* begin Records provided *
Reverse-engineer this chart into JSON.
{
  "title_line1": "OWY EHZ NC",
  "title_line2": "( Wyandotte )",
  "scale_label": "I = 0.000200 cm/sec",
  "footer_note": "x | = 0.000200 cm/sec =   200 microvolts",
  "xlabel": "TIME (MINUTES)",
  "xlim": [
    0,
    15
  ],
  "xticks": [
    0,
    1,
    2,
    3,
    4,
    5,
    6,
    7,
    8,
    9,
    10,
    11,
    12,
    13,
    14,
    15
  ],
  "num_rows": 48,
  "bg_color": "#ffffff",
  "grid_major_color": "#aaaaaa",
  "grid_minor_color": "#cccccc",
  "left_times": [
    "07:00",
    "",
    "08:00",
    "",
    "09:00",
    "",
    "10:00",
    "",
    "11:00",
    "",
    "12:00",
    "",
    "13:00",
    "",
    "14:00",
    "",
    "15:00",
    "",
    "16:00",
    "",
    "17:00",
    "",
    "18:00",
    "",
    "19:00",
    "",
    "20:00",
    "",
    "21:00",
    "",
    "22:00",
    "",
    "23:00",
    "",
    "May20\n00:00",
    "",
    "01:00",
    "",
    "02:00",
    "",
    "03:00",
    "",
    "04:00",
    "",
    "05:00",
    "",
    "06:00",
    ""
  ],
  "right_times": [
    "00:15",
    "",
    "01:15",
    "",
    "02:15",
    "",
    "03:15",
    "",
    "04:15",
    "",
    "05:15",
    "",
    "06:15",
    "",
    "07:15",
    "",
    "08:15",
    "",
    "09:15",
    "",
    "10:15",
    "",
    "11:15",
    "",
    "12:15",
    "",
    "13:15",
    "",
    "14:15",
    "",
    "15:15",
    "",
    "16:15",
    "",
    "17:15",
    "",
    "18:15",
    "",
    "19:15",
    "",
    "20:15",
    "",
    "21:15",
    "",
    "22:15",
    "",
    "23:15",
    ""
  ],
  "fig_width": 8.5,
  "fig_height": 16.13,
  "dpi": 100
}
* end Records provided *
**Problem:** The entries above must be returned exactly.

**Result of this exercise:**
Reverse-engineer this chart into JSON.
{
  "title_line1": "OWY EHZ NC",
  "title_line2": "( Wyandotte )",
  "scale_label": "I = 0.000200 cm/sec",
  "footer_note": "x | = 0.000200 cm/sec =   200 microvolts",
  "xlabel": "TIME (MINUTES)",
  "xlim": [
    0,
    15
  ],
  "xticks": [
    0,
    1,
    2,
    3,
    4,
    5,
    6,
    7,
    8,
    9,
    10,
    11,
    12,
    13,
    14,
    15
  ],
  "num_rows": 48,
  "bg_color": "#ffffff",
  "grid_major_color": "#aaaaaa",
  "grid_minor_color": "#cccccc",
  "left_times": [
    "07:00",
    "",
    "08:00",
    "",
    "09:00",
    "",
    "10:00",
    "",
    "11:00",
    "",
    "12:00",
    "",
    "13:00",
    "",
    "14:00",
    "",
    "15:00",
    "",
    "16:00",
    "",
    "17:00",
    "",
    "18:00",
    "",
    "19:00",
    "",
    "20:00",
    "",
    "21:00",
    "",
    "22:00",
    "",
    "23:00",
    "",
    "May20\n00:00",
    "",
    "01:00",
    "",
    "02:00",
    "",
    "03:00",
    "",
    "04:00",
    "",
    "05:00",
    "",
    "06:00",
    ""
  ],
  "right_times": [
    "00:15",
    "",
    "01:15",
    "",
    "02:15",
    "",
    "03:15",
    "",
    "04:15",
    "",
    "05:15",
    "",
    "06:15",
    "",
    "07:15",
    "",
    "08:15",
    "",
    "09:15",
    "",
    "10:15",
    "",
    "11:15",
    "",
    "12:15",
    "",
    "13:15",
    "",
    "14:15",
    "",
    "15:15",
    "",
    "16:15",
    "",
    "17:15",
    "",
    "18:15",
    "",
    "19:15",
    "",
    "20:15",
    "",
    "21:15",
    "",
    "22:15",
    "",
    "23:15",
    ""
  ],
  "fig_width": 8.5,
  "fig_height": 16.13,
  "dpi": 100
}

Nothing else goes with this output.